The problem:
Give back every line exactly as it appears, pictures excluded.

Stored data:

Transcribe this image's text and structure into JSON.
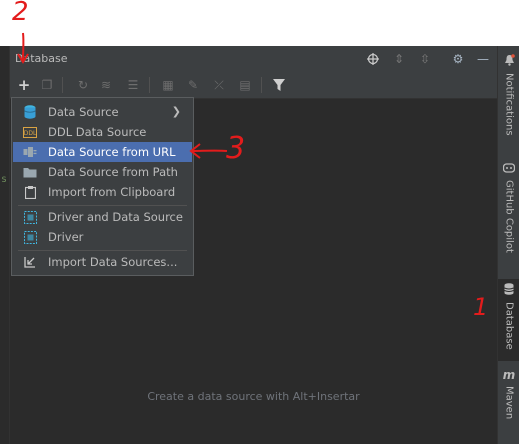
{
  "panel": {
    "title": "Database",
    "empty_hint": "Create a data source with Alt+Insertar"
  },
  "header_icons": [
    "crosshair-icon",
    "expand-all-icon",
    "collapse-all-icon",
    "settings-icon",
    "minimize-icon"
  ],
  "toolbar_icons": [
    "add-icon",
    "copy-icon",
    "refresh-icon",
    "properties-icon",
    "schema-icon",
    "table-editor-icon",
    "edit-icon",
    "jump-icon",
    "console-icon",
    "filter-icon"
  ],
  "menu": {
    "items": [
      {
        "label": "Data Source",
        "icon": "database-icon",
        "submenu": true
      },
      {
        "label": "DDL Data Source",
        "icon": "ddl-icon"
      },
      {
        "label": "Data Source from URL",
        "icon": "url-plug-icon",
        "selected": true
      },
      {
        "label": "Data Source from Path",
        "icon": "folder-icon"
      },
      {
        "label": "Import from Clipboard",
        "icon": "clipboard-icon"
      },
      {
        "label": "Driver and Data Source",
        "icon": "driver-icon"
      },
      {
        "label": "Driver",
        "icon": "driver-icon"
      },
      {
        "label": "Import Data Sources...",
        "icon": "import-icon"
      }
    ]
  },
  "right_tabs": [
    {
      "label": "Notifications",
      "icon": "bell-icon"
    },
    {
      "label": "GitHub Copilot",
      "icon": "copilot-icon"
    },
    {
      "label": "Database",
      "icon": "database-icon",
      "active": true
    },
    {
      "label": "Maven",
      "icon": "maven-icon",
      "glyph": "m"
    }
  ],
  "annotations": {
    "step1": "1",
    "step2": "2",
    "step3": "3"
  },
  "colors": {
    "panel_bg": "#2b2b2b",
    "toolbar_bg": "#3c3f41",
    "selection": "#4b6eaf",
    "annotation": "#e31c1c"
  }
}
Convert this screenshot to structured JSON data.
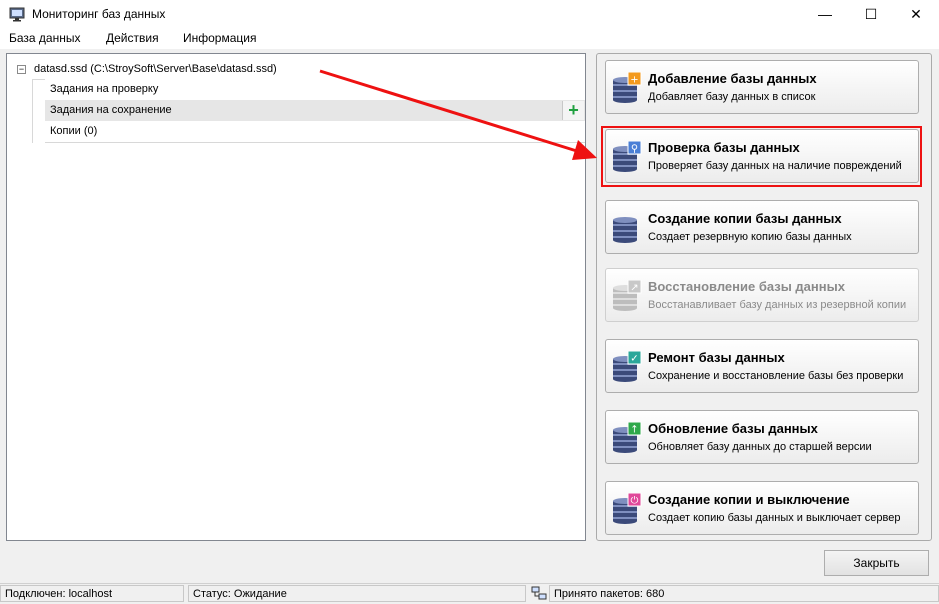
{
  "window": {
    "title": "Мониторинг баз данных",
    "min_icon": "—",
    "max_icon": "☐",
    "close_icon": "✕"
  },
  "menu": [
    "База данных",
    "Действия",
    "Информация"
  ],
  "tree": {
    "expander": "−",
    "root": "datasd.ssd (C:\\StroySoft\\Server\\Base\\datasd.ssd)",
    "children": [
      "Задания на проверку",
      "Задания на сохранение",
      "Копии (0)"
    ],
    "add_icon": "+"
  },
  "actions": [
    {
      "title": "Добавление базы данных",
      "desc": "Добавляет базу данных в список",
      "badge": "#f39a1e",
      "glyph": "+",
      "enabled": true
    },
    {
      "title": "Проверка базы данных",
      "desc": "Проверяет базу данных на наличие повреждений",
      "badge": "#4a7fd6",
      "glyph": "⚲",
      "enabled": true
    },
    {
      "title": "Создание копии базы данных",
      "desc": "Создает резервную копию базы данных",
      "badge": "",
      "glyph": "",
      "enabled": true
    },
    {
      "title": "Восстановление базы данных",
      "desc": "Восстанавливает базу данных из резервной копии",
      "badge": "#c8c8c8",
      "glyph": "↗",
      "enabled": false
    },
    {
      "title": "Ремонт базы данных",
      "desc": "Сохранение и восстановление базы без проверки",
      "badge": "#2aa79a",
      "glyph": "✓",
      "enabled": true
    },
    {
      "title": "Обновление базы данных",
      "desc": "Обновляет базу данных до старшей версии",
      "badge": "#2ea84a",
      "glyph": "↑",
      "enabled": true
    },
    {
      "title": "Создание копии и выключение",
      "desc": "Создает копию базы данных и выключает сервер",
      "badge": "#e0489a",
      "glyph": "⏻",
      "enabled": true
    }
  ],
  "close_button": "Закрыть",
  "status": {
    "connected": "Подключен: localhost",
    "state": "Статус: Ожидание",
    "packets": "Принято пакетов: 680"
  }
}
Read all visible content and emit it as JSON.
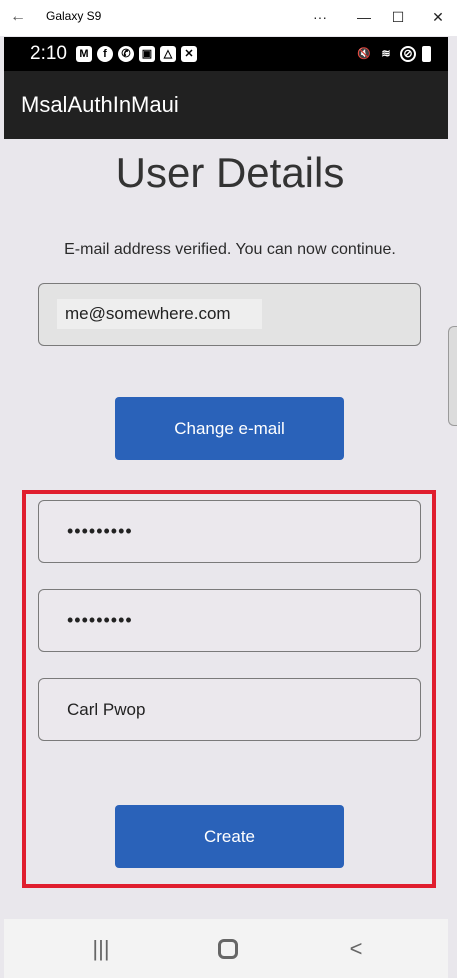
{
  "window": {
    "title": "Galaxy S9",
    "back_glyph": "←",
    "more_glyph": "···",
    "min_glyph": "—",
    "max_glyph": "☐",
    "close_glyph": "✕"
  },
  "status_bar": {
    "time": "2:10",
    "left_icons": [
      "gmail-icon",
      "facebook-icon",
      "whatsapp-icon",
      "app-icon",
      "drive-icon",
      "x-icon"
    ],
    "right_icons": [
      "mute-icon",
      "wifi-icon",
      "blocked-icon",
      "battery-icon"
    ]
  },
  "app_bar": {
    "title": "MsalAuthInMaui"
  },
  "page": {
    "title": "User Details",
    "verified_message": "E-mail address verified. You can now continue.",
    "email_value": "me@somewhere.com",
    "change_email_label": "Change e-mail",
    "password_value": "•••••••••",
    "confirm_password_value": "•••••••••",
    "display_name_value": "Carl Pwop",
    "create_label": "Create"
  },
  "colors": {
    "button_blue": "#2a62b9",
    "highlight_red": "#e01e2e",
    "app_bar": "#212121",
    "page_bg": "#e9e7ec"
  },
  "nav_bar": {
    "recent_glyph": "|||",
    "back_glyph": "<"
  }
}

Written response:
Transcribe this image's text and structure into JSON.
{
  "panel": {
    "title": "Database",
    "empty_hint": "Create a data source with Alt+Insertar"
  },
  "header_icons": [
    "crosshair-icon",
    "expand-all-icon",
    "collapse-all-icon",
    "settings-icon",
    "minimize-icon"
  ],
  "toolbar_icons": [
    "add-icon",
    "copy-icon",
    "refresh-icon",
    "properties-icon",
    "schema-icon",
    "table-editor-icon",
    "edit-icon",
    "jump-icon",
    "console-icon",
    "filter-icon"
  ],
  "menu": {
    "items": [
      {
        "label": "Data Source",
        "icon": "database-icon",
        "submenu": true
      },
      {
        "label": "DDL Data Source",
        "icon": "ddl-icon"
      },
      {
        "label": "Data Source from URL",
        "icon": "url-plug-icon",
        "selected": true
      },
      {
        "label": "Data Source from Path",
        "icon": "folder-icon"
      },
      {
        "label": "Import from Clipboard",
        "icon": "clipboard-icon"
      },
      {
        "label": "Driver and Data Source",
        "icon": "driver-icon"
      },
      {
        "label": "Driver",
        "icon": "driver-icon"
      },
      {
        "label": "Import Data Sources...",
        "icon": "import-icon"
      }
    ]
  },
  "right_tabs": [
    {
      "label": "Notifications",
      "icon": "bell-icon"
    },
    {
      "label": "GitHub Copilot",
      "icon": "copilot-icon"
    },
    {
      "label": "Database",
      "icon": "database-icon",
      "active": true
    },
    {
      "label": "Maven",
      "icon": "maven-icon",
      "glyph": "m"
    }
  ],
  "annotations": {
    "step1": "1",
    "step2": "2",
    "step3": "3"
  },
  "colors": {
    "panel_bg": "#2b2b2b",
    "toolbar_bg": "#3c3f41",
    "selection": "#4b6eaf",
    "annotation": "#e31c1c"
  }
}
Convert this screenshot to structured JSON data.
{
  "window": {
    "title": "Мониторинг баз данных",
    "min_icon": "—",
    "max_icon": "☐",
    "close_icon": "✕"
  },
  "menu": [
    "База данных",
    "Действия",
    "Информация"
  ],
  "tree": {
    "expander": "−",
    "root": "datasd.ssd (C:\\StroySoft\\Server\\Base\\datasd.ssd)",
    "children": [
      "Задания на проверку",
      "Задания на сохранение",
      "Копии (0)"
    ],
    "add_icon": "+"
  },
  "actions": [
    {
      "title": "Добавление базы данных",
      "desc": "Добавляет базу данных в список",
      "badge": "#f39a1e",
      "glyph": "+",
      "enabled": true
    },
    {
      "title": "Проверка базы данных",
      "desc": "Проверяет базу данных на наличие повреждений",
      "badge": "#4a7fd6",
      "glyph": "⚲",
      "enabled": true
    },
    {
      "title": "Создание копии базы данных",
      "desc": "Создает резервную копию базы данных",
      "badge": "",
      "glyph": "",
      "enabled": true
    },
    {
      "title": "Восстановление базы данных",
      "desc": "Восстанавливает базу данных из резервной копии",
      "badge": "#c8c8c8",
      "glyph": "↗",
      "enabled": false
    },
    {
      "title": "Ремонт базы данных",
      "desc": "Сохранение и восстановление базы без проверки",
      "badge": "#2aa79a",
      "glyph": "✓",
      "enabled": true
    },
    {
      "title": "Обновление базы данных",
      "desc": "Обновляет базу данных до старшей версии",
      "badge": "#2ea84a",
      "glyph": "↑",
      "enabled": true
    },
    {
      "title": "Создание копии и выключение",
      "desc": "Создает копию базы данных и выключает сервер",
      "badge": "#e0489a",
      "glyph": "⏻",
      "enabled": true
    }
  ],
  "close_button": "Закрыть",
  "status": {
    "connected": "Подключен: localhost",
    "state": "Статус: Ожидание",
    "packets": "Принято пакетов: 680"
  }
}
Read all visible content and emit it as JSON.
{
  "window": {
    "title": "Galaxy S9",
    "back_glyph": "←",
    "more_glyph": "···",
    "min_glyph": "—",
    "max_glyph": "☐",
    "close_glyph": "✕"
  },
  "status_bar": {
    "time": "2:10",
    "left_icons": [
      "gmail-icon",
      "facebook-icon",
      "whatsapp-icon",
      "app-icon",
      "drive-icon",
      "x-icon"
    ],
    "right_icons": [
      "mute-icon",
      "wifi-icon",
      "blocked-icon",
      "battery-icon"
    ]
  },
  "app_bar": {
    "title": "MsalAuthInMaui"
  },
  "page": {
    "title": "User Details",
    "verified_message": "E-mail address verified. You can now continue.",
    "email_value": "me@somewhere.com",
    "change_email_label": "Change e-mail",
    "password_value": "•••••••••",
    "confirm_password_value": "•••••••••",
    "display_name_value": "Carl Pwop",
    "create_label": "Create"
  },
  "colors": {
    "button_blue": "#2a62b9",
    "highlight_red": "#e01e2e",
    "app_bar": "#212121",
    "page_bg": "#e9e7ec"
  },
  "nav_bar": {
    "recent_glyph": "|||",
    "back_glyph": "<"
  }
}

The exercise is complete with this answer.